Task goal = Copy all lines of the listing that include the string "Строителей".

Dataset records start

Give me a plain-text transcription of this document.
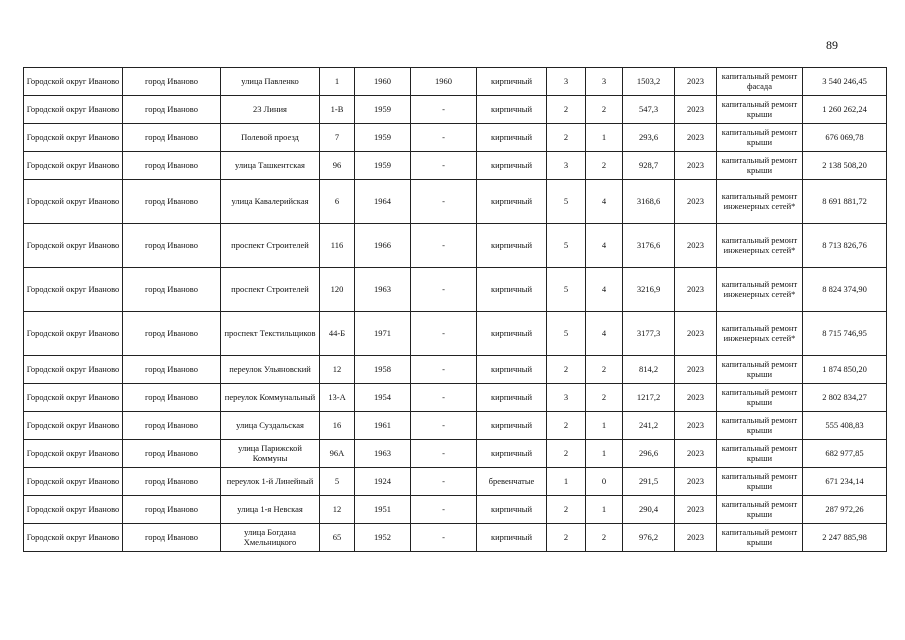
89
Городской округ Иваново	город Иваново	улица Павленко	1	1960	1960	кирпичный	3	3	1503,2	2023	капитальный ремонт фасада	3 540 246,45
Городской округ Иваново	город Иваново	23 Линия	1-В	1959	-	кирпичный	2	2	547,3	2023	капитальный ремонт крыши	1 260 262,24
Городской округ Иваново	город Иваново	Полевой проезд	7	1959	-	кирпичный	2	1	293,6	2023	капитальный ремонт крыши	676 069,78
Городской округ Иваново	город Иваново	улица Ташкентская	96	1959	-	кирпичный	3	2	928,7	2023	капитальный ремонт крыши	2 138 508,20
Городской округ Иваново	город Иваново	улица Кавалерийская	6	1964	-	кирпичный	5	4	3168,6	2023	капитальный ремонт инженерных сетей*	8 691 881,72
Городской округ Иваново	город Иваново	проспект Строителей	116	1966	-	кирпичный	5	4	3176,6	2023	капитальный ремонт инженерных сетей*	8 713 826,76
Городской округ Иваново	город Иваново	проспект Строителей	120	1963	-	кирпичный	5	4	3216,9	2023	капитальный ремонт инженерных сетей*	8 824 374,90
Городской округ Иваново	город Иваново	проспект Текстильщиков	44-Б	1971	-	кирпичный	5	4	3177,3	2023	капитальный ремонт инженерных сетей*	8 715 746,95
Городской округ Иваново	город Иваново	переулок Ульяновский	12	1958	-	кирпичный	2	2	814,2	2023	капитальный ремонт крыши	1 874 850,20
Городской округ Иваново	город Иваново	переулок Коммунальный	13-А	1954	-	кирпичный	3	2	1217,2	2023	капитальный ремонт крыши	2 802 834,27
Городской округ Иваново	город Иваново	улица Суздальская	16	1961	-	кирпичный	2	1	241,2	2023	капитальный ремонт крыши	555 408,83
Городской округ Иваново	город Иваново	улица Парижской Коммуны	96А	1963	-	кирпичный	2	1	296,6	2023	капитальный ремонт крыши	682 977,85
Городской округ Иваново	город Иваново	переулок 1-й Линейный	5	1924	-	бревенчатые	1	0	291,5	2023	капитальный ремонт крыши	671 234,14
Городской округ Иваново	город Иваново	улица 1-я Невская	12	1951	-	кирпичный	2	1	290,4	2023	капитальный ремонт крыши	287 972,26
Городской округ Иваново	город Иваново	улица Богдана Хмельницкого	65	1952	-	кирпичный	2	2	976,2	2023	капитальный ремонт крыши	2 247 885,98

Dataset records end

Written response =
Городской округ Иваново	город Иваново	проспект Строителей	116	1966	-	кирпичный	5	4	3176,6	2023	капитальный ремонт инженерных сетей*	8 713 826,76
Городской округ Иваново	город Иваново	проспект Строителей	120	1963	-	кирпичный	5	4	3216,9	2023	капитальный ремонт инженерных сетей*	8 824 374,90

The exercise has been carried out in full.